Challenge → Copy out, character for character, the lines in the records below between the line containing "stepper-arrows-icon[interactable] bbox=[235, 557, 250, 574]" and the line containing "605, 194, 621]", inclusive.

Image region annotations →

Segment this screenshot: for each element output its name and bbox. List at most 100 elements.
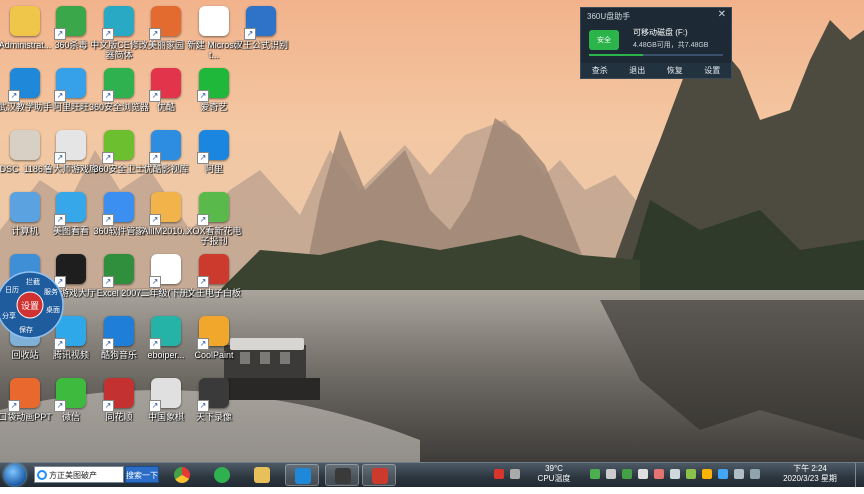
shortcut-arrow-icon: ↗	[197, 338, 209, 350]
folder-icon	[254, 467, 270, 483]
taskbar-chrome[interactable]	[165, 464, 199, 486]
user-folder-icon	[10, 6, 40, 36]
start-button[interactable]	[4, 464, 26, 486]
shortcut-arrow-icon: ↗	[54, 400, 66, 412]
clock[interactable]: 下午 2:24 2020/3/23 星期一	[780, 464, 840, 494]
floating-radial-menu[interactable]: 设置 拦截 服务 桌面 保存 分享 日历	[0, 268, 70, 342]
desktop-icon-label: 文王电子白板	[186, 288, 241, 298]
shortcut-arrow-icon: ↗	[54, 214, 66, 226]
desktop: Administrat... ↗ 武汉教学助手 DSC_1186... 计算机 回收站 ↗ 口…	[0, 0, 864, 462]
shortcut-arrow-icon: ↗	[54, 152, 66, 164]
shortcut-arrow-icon: ↗	[102, 214, 114, 226]
ie-icon	[37, 470, 47, 480]
desktop-icon[interactable]: ↗ CoolPaint	[183, 314, 245, 376]
desktop-icon[interactable]: ↗ 汉王公式识别	[230, 4, 292, 66]
shortcut-arrow-icon: ↗	[102, 400, 114, 412]
clock-time: 下午 2:24	[793, 464, 827, 473]
shortcut-arrow-icon: ↗	[102, 152, 114, 164]
safe-badge: 安全	[597, 37, 611, 44]
show-desktop-button[interactable]	[855, 463, 864, 487]
wechat-tray-icon[interactable]	[686, 469, 696, 479]
usb-drive-icon: 安全	[589, 30, 619, 50]
drive-name[interactable]: 可移动磁盘 (F:)	[633, 27, 688, 38]
shortcut-arrow-icon: ↗	[149, 90, 161, 102]
display-icon[interactable]	[606, 469, 616, 479]
temperature-label: CPU温度	[537, 474, 571, 483]
shortcut-arrow-icon: ↗	[102, 276, 114, 288]
shortcut-arrow-icon: ↗	[149, 152, 161, 164]
desktop-icon[interactable]: ↗ 天下录像	[183, 376, 245, 438]
taskbar-360-browser[interactable]	[205, 464, 239, 486]
desktop-icon-label: XOX看新花电子报刊	[186, 226, 242, 246]
shortcut-arrow-icon: ↗	[197, 90, 209, 102]
teaching-assistant-icon	[295, 468, 311, 484]
taskbar-teaching-assistant[interactable]	[285, 464, 319, 486]
desktop-icon-label: 汉王公式识别	[233, 40, 288, 50]
drive-capacity: 4.48GB可用，共7.48GB	[633, 42, 709, 49]
usb-panel-title: 360U盘助手	[587, 12, 631, 21]
cpu-temperature: 39°C CPU温度	[534, 464, 574, 484]
capacity-bar	[589, 54, 723, 56]
whiteboard-icon	[372, 468, 388, 484]
taskbar-explorer[interactable]	[245, 464, 279, 486]
shortcut-arrow-icon: ↗	[54, 28, 66, 40]
battery-icon[interactable]	[590, 469, 600, 479]
desktop-icon-label: 天下录像	[195, 412, 232, 422]
chrome-icon	[174, 467, 190, 483]
notification-icon[interactable]	[702, 469, 712, 479]
usb-actions: 查杀 退出 恢复 设置	[581, 63, 731, 78]
radial-segment[interactable]: 分享	[2, 311, 16, 320]
radial-segment[interactable]: 拦截	[26, 277, 40, 286]
shortcut-arrow-icon: ↗	[197, 152, 209, 164]
eject-button[interactable]: 退出	[629, 65, 645, 76]
taskbar-recorder[interactable]	[325, 464, 359, 486]
desktop-icon-label: 阿里	[204, 164, 223, 174]
shortcut-arrow-icon: ↗	[197, 400, 209, 412]
desktop-icon[interactable]: ↗ 爱奇艺	[183, 66, 245, 128]
settings-button[interactable]: 设置	[704, 65, 720, 76]
app-tray-icon[interactable]	[654, 469, 664, 479]
shortcut-arrow-icon: ↗	[244, 28, 256, 40]
desktop-icon[interactable]: ↗ XOX看新花电子报刊	[183, 190, 245, 252]
computer-icon	[10, 192, 40, 222]
radial-segment[interactable]: 保存	[19, 325, 33, 334]
desktop-icon[interactable]: ↗ 文王电子白板	[183, 252, 245, 314]
shortcut-arrow-icon: ↗	[149, 400, 161, 412]
desktop-icon-label: CoolPaint	[194, 350, 234, 360]
radial-segment[interactable]: 桌面	[46, 305, 60, 314]
search-input[interactable]: 方正美图破产	[34, 466, 124, 483]
flag-icon[interactable]	[734, 469, 744, 479]
shortcut-arrow-icon: ↗	[149, 28, 161, 40]
shortcut-arrow-icon: ↗	[8, 90, 20, 102]
search-input-text: 方正美图破产	[49, 471, 97, 480]
taskbar: 方正美图破产 搜索一下 39°C CPU温度 下午 2:24 2020/3/23…	[0, 462, 864, 493]
keyboard-icon[interactable]	[510, 469, 520, 479]
taskbar-whiteboard[interactable]	[362, 464, 396, 486]
browser-360-icon	[214, 467, 230, 483]
shortcut-arrow-icon: ↗	[8, 400, 20, 412]
desktop-icon-label: 爱奇艺	[200, 102, 228, 112]
shortcut-arrow-icon: ↗	[102, 90, 114, 102]
desktop-icon[interactable]: ↗ 阿里	[183, 128, 245, 190]
scan-button[interactable]: 查杀	[592, 65, 608, 76]
sogou-input-icon[interactable]	[494, 469, 504, 479]
volume-icon[interactable]	[750, 469, 760, 479]
radial-segment[interactable]: 日历	[5, 286, 19, 294]
temperature-value: 39°C	[545, 464, 563, 473]
shortcut-arrow-icon: ↗	[102, 338, 114, 350]
close-icon[interactable]: ✕	[718, 9, 726, 20]
photo-file-icon	[10, 130, 40, 160]
shortcut-arrow-icon: ↗	[197, 214, 209, 226]
bluetooth-icon[interactable]	[718, 469, 728, 479]
shield-360-icon[interactable]	[622, 469, 632, 479]
radial-center-label[interactable]: 设置	[21, 301, 39, 312]
word-document-icon	[199, 6, 229, 36]
network-icon[interactable]	[638, 469, 648, 479]
shortcut-arrow-icon: ↗	[149, 338, 161, 350]
radial-segment[interactable]: 服务	[44, 287, 58, 296]
restore-button[interactable]: 恢复	[667, 65, 683, 76]
search-button[interactable]: 搜索一下	[125, 466, 159, 483]
shortcut-arrow-icon: ↗	[197, 276, 209, 288]
usb-device-icon[interactable]	[670, 469, 680, 479]
usb-helper-panel: 360U盘助手 ✕ 安全 可移动磁盘 (F:) 4.48GB可用，共7.48GB…	[580, 7, 732, 79]
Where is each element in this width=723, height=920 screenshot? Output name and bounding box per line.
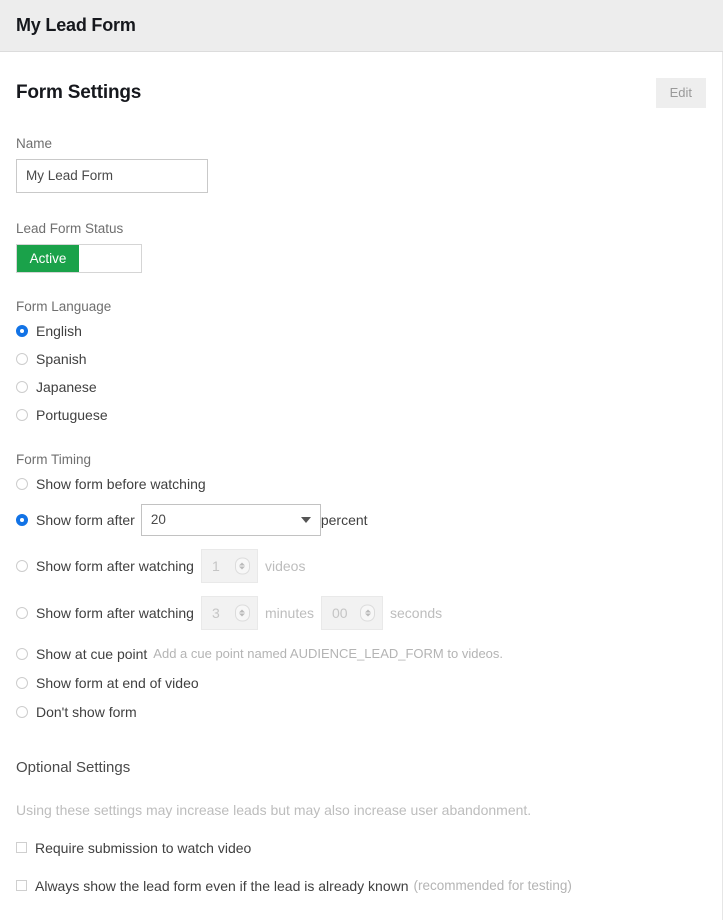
stepper-arrows-icon[interactable] bbox=[235, 557, 250, 574]
cue-point-hint: Add a cue point named AUDIENCE_LEAD_FORM… bbox=[153, 646, 503, 661]
language-option-japanese[interactable]: Japanese bbox=[16, 376, 706, 398]
timing-option-label: Show at cue point bbox=[36, 646, 147, 662]
radio-icon[interactable] bbox=[16, 409, 28, 421]
language-option-label: Japanese bbox=[36, 379, 97, 395]
form-language-label: Form Language bbox=[16, 299, 706, 314]
videos-count-stepper[interactable]: 1 bbox=[201, 549, 258, 583]
timing-option-after-videos[interactable]: Show form after watching 1 videos bbox=[16, 549, 706, 583]
percent-select[interactable]: 20 bbox=[141, 504, 321, 536]
videos-unit-label: videos bbox=[265, 558, 305, 574]
percent-select-value: 20 bbox=[151, 512, 166, 527]
name-label: Name bbox=[16, 136, 706, 151]
app-header: My Lead Form bbox=[0, 0, 723, 52]
timing-option-label: Show form after bbox=[36, 512, 135, 528]
option-require-submission[interactable]: Require submission to watch video bbox=[16, 840, 706, 856]
stepper-arrows-icon[interactable] bbox=[360, 604, 375, 621]
radio-icon[interactable] bbox=[16, 607, 28, 619]
radio-icon[interactable] bbox=[16, 381, 28, 393]
option-label: Require submission to watch video bbox=[35, 840, 251, 856]
radio-icon[interactable] bbox=[16, 353, 28, 365]
language-option-portuguese[interactable]: Portuguese bbox=[16, 404, 706, 426]
timing-option-label: Show form after watching bbox=[36, 605, 194, 621]
radio-icon[interactable] bbox=[16, 648, 28, 660]
timing-option-cue-point[interactable]: Show at cue point Add a cue point named … bbox=[16, 643, 706, 665]
language-option-label: English bbox=[36, 323, 82, 339]
timing-option-show-after-percent[interactable]: Show form after 20 percent bbox=[16, 504, 706, 536]
option-label: Always show the lead form even if the le… bbox=[35, 878, 409, 894]
language-option-label: Spanish bbox=[36, 351, 87, 367]
optional-settings-title: Optional Settings bbox=[16, 759, 706, 776]
language-option-label: Portuguese bbox=[36, 407, 108, 423]
chevron-up-icon bbox=[365, 609, 371, 612]
timing-option-dont-show[interactable]: Don't show form bbox=[16, 701, 706, 723]
percent-unit-label: percent bbox=[321, 512, 368, 528]
seconds-stepper[interactable]: 00 bbox=[321, 596, 383, 630]
settings-page: Form Settings Edit Name Lead Form Status… bbox=[0, 52, 723, 920]
minutes-value: 3 bbox=[212, 605, 220, 621]
section-header: Form Settings Edit bbox=[16, 52, 706, 108]
status-active-segment[interactable]: Active bbox=[17, 245, 79, 272]
option-always-show-lead-form[interactable]: Always show the lead form even if the le… bbox=[16, 878, 706, 894]
page-title: Form Settings bbox=[16, 82, 141, 104]
app-title: My Lead Form bbox=[16, 15, 136, 36]
chevron-up-icon bbox=[239, 609, 245, 612]
optional-settings-note: Using these settings may increase leads … bbox=[16, 802, 706, 818]
minutes-unit-label: minutes bbox=[265, 605, 314, 621]
checkbox-icon[interactable] bbox=[16, 880, 27, 891]
seconds-unit-label: seconds bbox=[390, 605, 442, 621]
lead-form-status-toggle[interactable]: Active bbox=[16, 244, 142, 273]
videos-count-value: 1 bbox=[212, 558, 220, 574]
form-timing-label: Form Timing bbox=[16, 452, 706, 467]
timing-option-end-of-video[interactable]: Show form at end of video bbox=[16, 672, 706, 694]
edit-button[interactable]: Edit bbox=[656, 78, 706, 108]
seconds-value: 00 bbox=[332, 605, 348, 621]
radio-icon[interactable] bbox=[16, 514, 28, 526]
timing-option-label: Show form at end of video bbox=[36, 675, 199, 691]
stepper-arrows-icon[interactable] bbox=[235, 604, 250, 621]
chevron-down-icon bbox=[239, 566, 245, 569]
language-option-english[interactable]: English bbox=[16, 320, 706, 342]
radio-icon[interactable] bbox=[16, 560, 28, 572]
chevron-down-icon bbox=[301, 517, 311, 523]
checkbox-icon[interactable] bbox=[16, 842, 27, 853]
timing-option-label: Show form before watching bbox=[36, 476, 206, 492]
option-label-suffix: (recommended for testing) bbox=[414, 878, 572, 893]
status-label: Lead Form Status bbox=[16, 221, 706, 236]
chevron-up-icon bbox=[239, 562, 245, 565]
timing-option-after-time[interactable]: Show form after watching 3 minutes 00 se… bbox=[16, 596, 706, 630]
radio-icon[interactable] bbox=[16, 677, 28, 689]
radio-icon[interactable] bbox=[16, 706, 28, 718]
timing-option-label: Show form after watching bbox=[36, 558, 194, 574]
status-inactive-segment[interactable] bbox=[79, 245, 141, 272]
language-option-spanish[interactable]: Spanish bbox=[16, 348, 706, 370]
chevron-down-icon bbox=[365, 613, 371, 616]
minutes-stepper[interactable]: 3 bbox=[201, 596, 258, 630]
radio-icon[interactable] bbox=[16, 478, 28, 490]
chevron-down-icon bbox=[239, 613, 245, 616]
radio-icon[interactable] bbox=[16, 325, 28, 337]
timing-option-label: Don't show form bbox=[36, 704, 137, 720]
timing-option-before-watching[interactable]: Show form before watching bbox=[16, 473, 706, 495]
name-input[interactable] bbox=[16, 159, 208, 193]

Problem solution →
stepper-arrows-icon[interactable] bbox=[235, 557, 250, 574]
cue-point-hint: Add a cue point named AUDIENCE_LEAD_FORM… bbox=[153, 646, 503, 661]
language-option-japanese[interactable]: Japanese bbox=[16, 376, 706, 398]
timing-option-label: Show at cue point bbox=[36, 646, 147, 662]
radio-icon[interactable] bbox=[16, 409, 28, 421]
language-option-label: Japanese bbox=[36, 379, 97, 395]
form-language-label: Form Language bbox=[16, 299, 706, 314]
videos-count-stepper[interactable]: 1 bbox=[201, 549, 258, 583]
timing-option-after-videos[interactable]: Show form after watching 1 videos bbox=[16, 549, 706, 583]
percent-select[interactable]: 20 bbox=[141, 504, 321, 536]
videos-unit-label: videos bbox=[265, 558, 305, 574]
percent-select-value: 20 bbox=[151, 512, 166, 527]
name-label: Name bbox=[16, 136, 706, 151]
app-header: My Lead Form bbox=[0, 0, 723, 52]
timing-option-label: Show form after bbox=[36, 512, 135, 528]
option-require-submission[interactable]: Require submission to watch video bbox=[16, 840, 706, 856]
stepper-arrows-icon[interactable] bbox=[360, 604, 375, 621]
radio-icon[interactable] bbox=[16, 607, 28, 619]
radio-icon[interactable] bbox=[16, 381, 28, 393]
option-label: Require submission to watch video bbox=[35, 840, 251, 856]
radio-icon[interactable] bbox=[16, 353, 28, 365]
language-option-portuguese[interactable]: Portuguese bbox=[16, 404, 706, 426]
timing-option-label: Show form after watching bbox=[36, 605, 194, 621]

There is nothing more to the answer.